BEGIN Entries
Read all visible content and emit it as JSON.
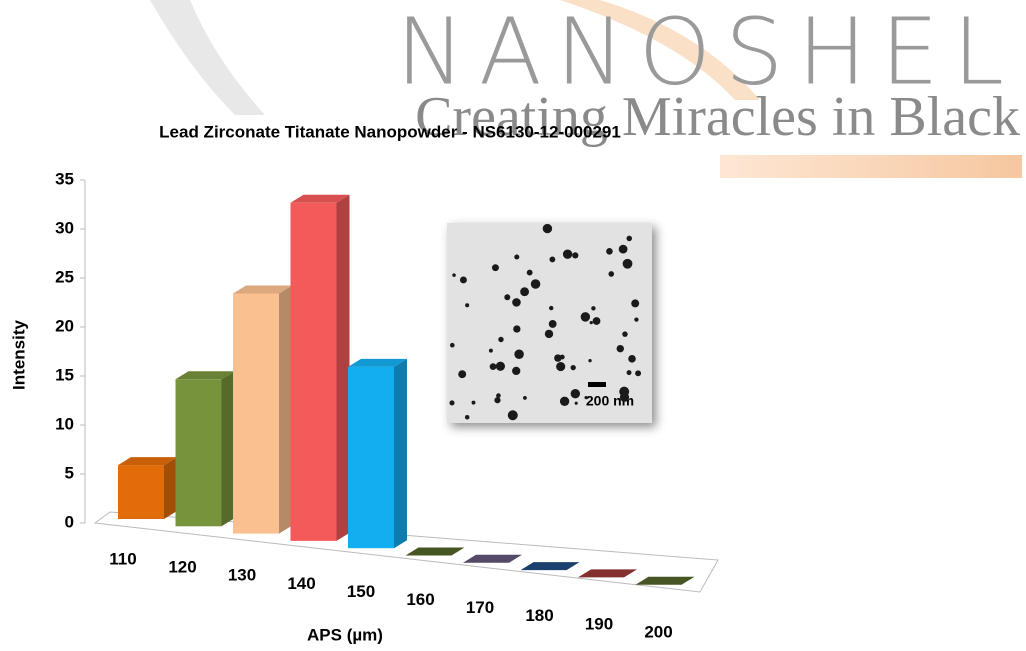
{
  "logo": {
    "name": "NANOSHEL",
    "tagline": "Creating Miracles in Black"
  },
  "inset": {
    "scale_label": "200 nm"
  },
  "chart_data": {
    "type": "bar3d",
    "title": "Lead Zirconate Titanate Nanopowder - NS6130-12-000291",
    "x_label": "APS (µm)",
    "y_label": "Intensity",
    "categories": [
      "110",
      "120",
      "130",
      "140",
      "150",
      "160",
      "170",
      "180",
      "190",
      "200"
    ],
    "values": [
      5.5,
      15,
      24.5,
      34.5,
      18.5,
      0,
      0,
      0,
      0,
      0
    ],
    "colors": [
      "#e36c0a",
      "#77933c",
      "#fac090",
      "#f55a5a",
      "#13aef0",
      "#4f6228",
      "#5f5475",
      "#1f497d",
      "#953735",
      "#4f6228"
    ],
    "ylim": [
      0,
      35
    ],
    "yticks": [
      0,
      5,
      10,
      15,
      20,
      25,
      30,
      35
    ]
  }
}
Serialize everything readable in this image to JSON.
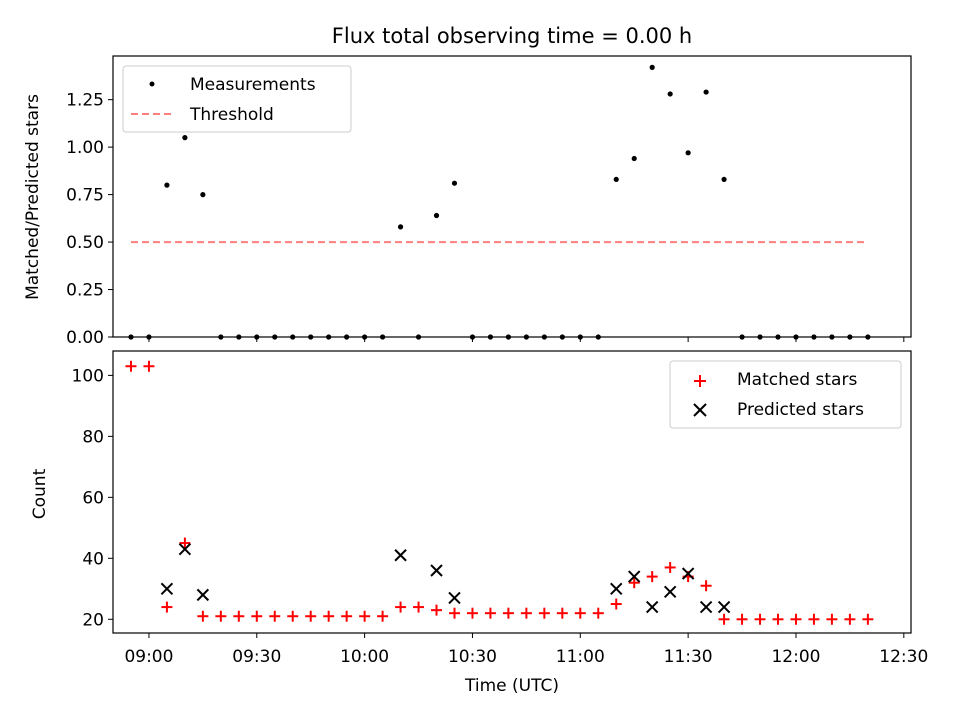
{
  "figure": {
    "title": "Flux total observing time = 0.00 h"
  },
  "colors": {
    "measurement": "#000000",
    "threshold": "#ff7f7f",
    "matched": "#ff0000",
    "predicted": "#000000",
    "axes": "#000000",
    "background": "#ffffff"
  },
  "chart_data": [
    {
      "type": "scatter",
      "title": "Flux total observing time = 0.00 h",
      "xlabel": "",
      "ylabel": "Matched/Predicted stars",
      "xlim": [
        "08:50",
        "12:32"
      ],
      "ylim": [
        0,
        1.48
      ],
      "yticks": [
        0.0,
        0.25,
        0.5,
        0.75,
        1.0,
        1.25
      ],
      "ytick_labels": [
        "0.00",
        "0.25",
        "0.50",
        "0.75",
        "1.00",
        "1.25"
      ],
      "xticks": [
        "09:00",
        "09:30",
        "10:00",
        "10:30",
        "11:00",
        "11:30",
        "12:00",
        "12:30"
      ],
      "grid": false,
      "legend": {
        "position": "upper-left",
        "entries": [
          "Measurements",
          "Threshold"
        ]
      },
      "series": [
        {
          "name": "Measurements",
          "marker": "dot",
          "x": [
            "08:55",
            "09:00",
            "09:05",
            "09:10",
            "09:15",
            "09:20",
            "09:25",
            "09:30",
            "09:35",
            "09:40",
            "09:45",
            "09:50",
            "09:55",
            "10:00",
            "10:05",
            "10:10",
            "10:15",
            "10:20",
            "10:25",
            "10:30",
            "10:35",
            "10:40",
            "10:45",
            "10:50",
            "10:55",
            "11:00",
            "11:05",
            "11:10",
            "11:15",
            "11:20",
            "11:25",
            "11:30",
            "11:35",
            "11:40",
            "11:45",
            "11:50",
            "11:55",
            "12:00",
            "12:05",
            "12:10",
            "12:15",
            "12:20"
          ],
          "y": [
            0.0,
            0.0,
            0.8,
            1.05,
            0.75,
            0.0,
            0.0,
            0.0,
            0.0,
            0.0,
            0.0,
            0.0,
            0.0,
            0.0,
            0.0,
            0.58,
            0.0,
            0.64,
            0.81,
            0.0,
            0.0,
            0.0,
            0.0,
            0.0,
            0.0,
            0.0,
            0.0,
            0.83,
            0.94,
            1.42,
            1.28,
            0.97,
            1.29,
            0.83,
            0.0,
            0.0,
            0.0,
            0.0,
            0.0,
            0.0,
            0.0,
            0.0
          ]
        },
        {
          "name": "Threshold",
          "style": "dashed",
          "x": [
            "08:55",
            "12:20"
          ],
          "y": [
            0.5,
            0.5
          ]
        }
      ]
    },
    {
      "type": "scatter",
      "title": "",
      "xlabel": "Time (UTC)",
      "ylabel": "Count",
      "xlim": [
        "08:50",
        "12:32"
      ],
      "ylim": [
        15.5,
        108
      ],
      "yticks": [
        20,
        40,
        60,
        80,
        100
      ],
      "xticks": [
        "09:00",
        "09:30",
        "10:00",
        "10:30",
        "11:00",
        "11:30",
        "12:00",
        "12:30"
      ],
      "grid": false,
      "legend": {
        "position": "upper-right",
        "entries": [
          "Matched stars",
          "Predicted stars"
        ]
      },
      "series": [
        {
          "name": "Matched stars",
          "marker": "plus",
          "x": [
            "08:55",
            "09:00",
            "09:05",
            "09:10",
            "09:15",
            "09:20",
            "09:25",
            "09:30",
            "09:35",
            "09:40",
            "09:45",
            "09:50",
            "09:55",
            "10:00",
            "10:05",
            "10:10",
            "10:15",
            "10:20",
            "10:25",
            "10:30",
            "10:35",
            "10:40",
            "10:45",
            "10:50",
            "10:55",
            "11:00",
            "11:05",
            "11:10",
            "11:15",
            "11:20",
            "11:25",
            "11:30",
            "11:35",
            "11:40",
            "11:45",
            "11:50",
            "11:55",
            "12:00",
            "12:05",
            "12:10",
            "12:15",
            "12:20"
          ],
          "y": [
            103,
            103,
            24,
            45,
            21,
            21,
            21,
            21,
            21,
            21,
            21,
            21,
            21,
            21,
            21,
            24,
            24,
            23,
            22,
            22,
            22,
            22,
            22,
            22,
            22,
            22,
            22,
            25,
            32,
            34,
            37,
            34,
            31,
            20,
            20,
            20,
            20,
            20,
            20,
            20,
            20,
            20
          ]
        },
        {
          "name": "Predicted stars",
          "marker": "x",
          "x": [
            "09:05",
            "09:10",
            "09:15",
            "10:10",
            "10:20",
            "10:25",
            "11:10",
            "11:15",
            "11:20",
            "11:25",
            "11:30",
            "11:35",
            "11:40"
          ],
          "y": [
            30,
            43,
            28,
            41,
            36,
            27,
            30,
            34,
            24,
            29,
            35,
            24,
            24
          ]
        }
      ]
    }
  ]
}
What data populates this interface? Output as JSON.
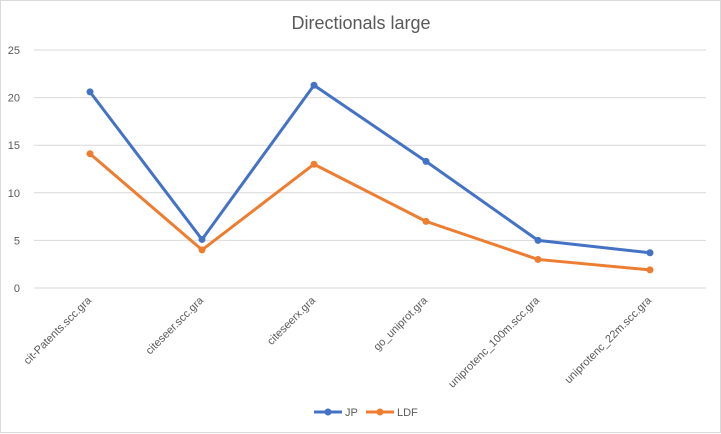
{
  "chart_data": {
    "type": "line",
    "title": "Directionals large",
    "xlabel": "",
    "ylabel": "",
    "categories": [
      "cit-Patents.scc.gra",
      "citeseer.scc.gra",
      "citeseerx.gra",
      "go_uniprot.gra",
      "uniprotenc_100m.scc.gra",
      "uniprotenc_22m.scc.gra"
    ],
    "yticks": [
      "0",
      "5",
      "10",
      "15",
      "20",
      "25"
    ],
    "ylim": [
      0,
      25
    ],
    "grid": true,
    "legend": "bottom",
    "series": [
      {
        "name": "JP",
        "color": "#4472C4",
        "values": [
          20.6,
          5.1,
          21.3,
          13.3,
          5.0,
          3.7
        ]
      },
      {
        "name": "LDF",
        "color": "#ED7D31",
        "values": [
          14.1,
          4.0,
          13.0,
          7.0,
          3.0,
          1.9
        ]
      }
    ]
  }
}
END Entries
### Problem requirements
Determine the count of lines in the data above with the string "type" in them, and give that count alone.

### Answer to this problem
4